● SOURCE RECORDS:
╔══

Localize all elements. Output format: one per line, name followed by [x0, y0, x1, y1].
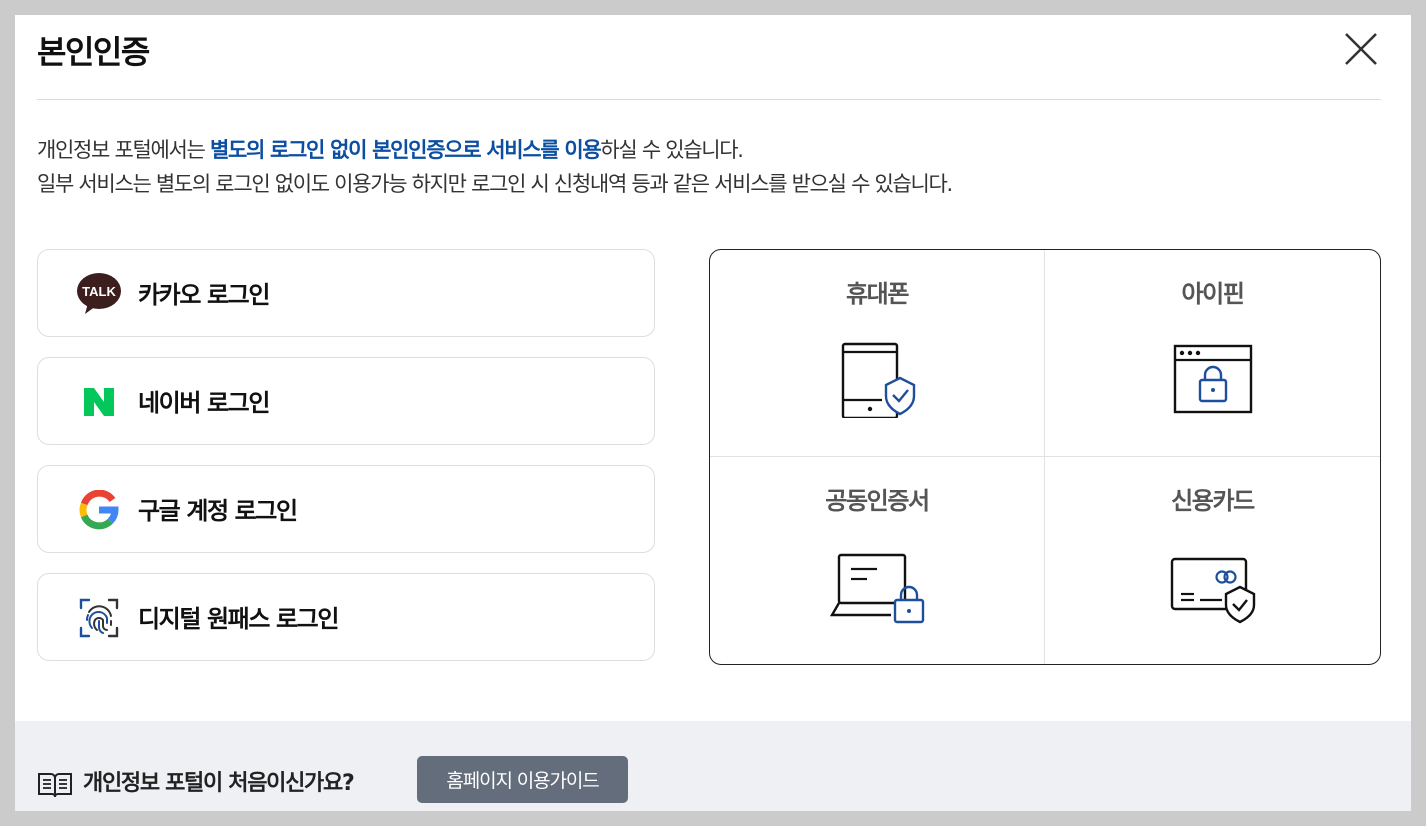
digital-onepass-login-button[interactable]: 디지털 원패스 로그인	[37, 573, 655, 661]
auth-phone-label: 휴대폰	[845, 280, 909, 308]
laptop-lock-icon	[829, 553, 925, 624]
auth-credit-card-button[interactable]: 신용카드	[1045, 457, 1380, 664]
book-icon	[38, 773, 72, 798]
google-login-label: 구글 계정 로그인	[138, 497, 298, 525]
description: 개인정보 포털에서는 별도의 로그인 없이 본인인증으로 서비스를 이용하실 수…	[37, 133, 953, 201]
social-login-list: TALK 카카오 로그인 네이버 로그인 구글 계정 로그인 디지털 원패스 로…	[37, 249, 655, 681]
auth-ipin-button[interactable]: 아이핀	[1045, 250, 1380, 457]
google-icon	[76, 488, 122, 532]
description-highlight: 별도의 로그인 없이 본인인증으로 서비스를 이용	[209, 138, 602, 162]
card-shield-icon	[1170, 557, 1255, 624]
description-prefix: 개인정보 포털에서는	[37, 138, 210, 162]
description-suffix: 하실 수 있습니다.	[600, 138, 744, 162]
close-icon	[1345, 33, 1377, 65]
identity-verification-modal: 본인인증 개인정보 포털에서는 별도의 로그인 없이 본인인증으로 서비스를 이…	[15, 15, 1411, 811]
naver-login-label: 네이버 로그인	[138, 389, 270, 417]
auth-certificate-button[interactable]: 공동인증서	[710, 457, 1045, 664]
auth-method-grid: 휴대폰 아이핀 공동인증서 신용카드	[709, 249, 1381, 665]
auth-certificate-label: 공동인증서	[825, 487, 930, 515]
kakao-icon-text: TALK	[82, 284, 116, 299]
auth-phone-button[interactable]: 휴대폰	[710, 250, 1045, 457]
first-visit-question: 개인정보 포털이 처음이신가요?	[83, 771, 355, 796]
digital-onepass-login-label: 디지털 원패스 로그인	[138, 605, 339, 633]
description-line-2: 일부 서비스는 별도의 로그인 없이도 이용가능 하지만 로그인 시 신청내역 …	[37, 172, 953, 196]
kakao-login-label: 카카오 로그인	[138, 281, 270, 309]
homepage-guide-button[interactable]: 홈페이지 이용가이드	[417, 756, 628, 803]
modal-title: 본인인증	[37, 33, 150, 71]
auth-ipin-label: 아이핀	[1181, 280, 1244, 308]
google-login-button[interactable]: 구글 계정 로그인	[37, 465, 655, 553]
naver-login-button[interactable]: 네이버 로그인	[37, 357, 655, 445]
modal-header: 본인인증	[37, 15, 1381, 100]
description-line-1: 개인정보 포털에서는 별도의 로그인 없이 본인인증으로 서비스를 이용하실 수…	[37, 133, 952, 167]
auth-credit-card-label: 신용카드	[1171, 487, 1255, 515]
close-button[interactable]	[1343, 31, 1379, 67]
kakao-login-button[interactable]: TALK 카카오 로그인	[37, 249, 655, 337]
naver-icon	[76, 380, 122, 424]
phone-shield-icon	[841, 342, 916, 418]
footer-guide: 개인정보 포털이 처음이신가요? 홈페이지 이용가이드	[15, 721, 1411, 811]
fingerprint-icon	[76, 596, 122, 640]
kakao-talk-icon: TALK	[76, 272, 122, 316]
browser-lock-icon	[1173, 344, 1252, 414]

╚══

● TASK REQUIREMENTS: Repeat everything in the material from the line that contains "digital-onepass-login-button[interactable]: 디지털 원패스" down to the line that contains "google-login-label: 구글 계정", including both of those lines.

● EXERCISE OUTPUT:
digital-onepass-login-button[interactable]: 디지털 원패스 로그인	[37, 573, 655, 661]
auth-phone-label: 휴대폰	[845, 280, 909, 308]
laptop-lock-icon	[829, 553, 925, 624]
auth-credit-card-button[interactable]: 신용카드	[1045, 457, 1380, 664]
book-icon	[38, 773, 72, 798]
google-login-label: 구글 계정 로그인	[138, 497, 298, 525]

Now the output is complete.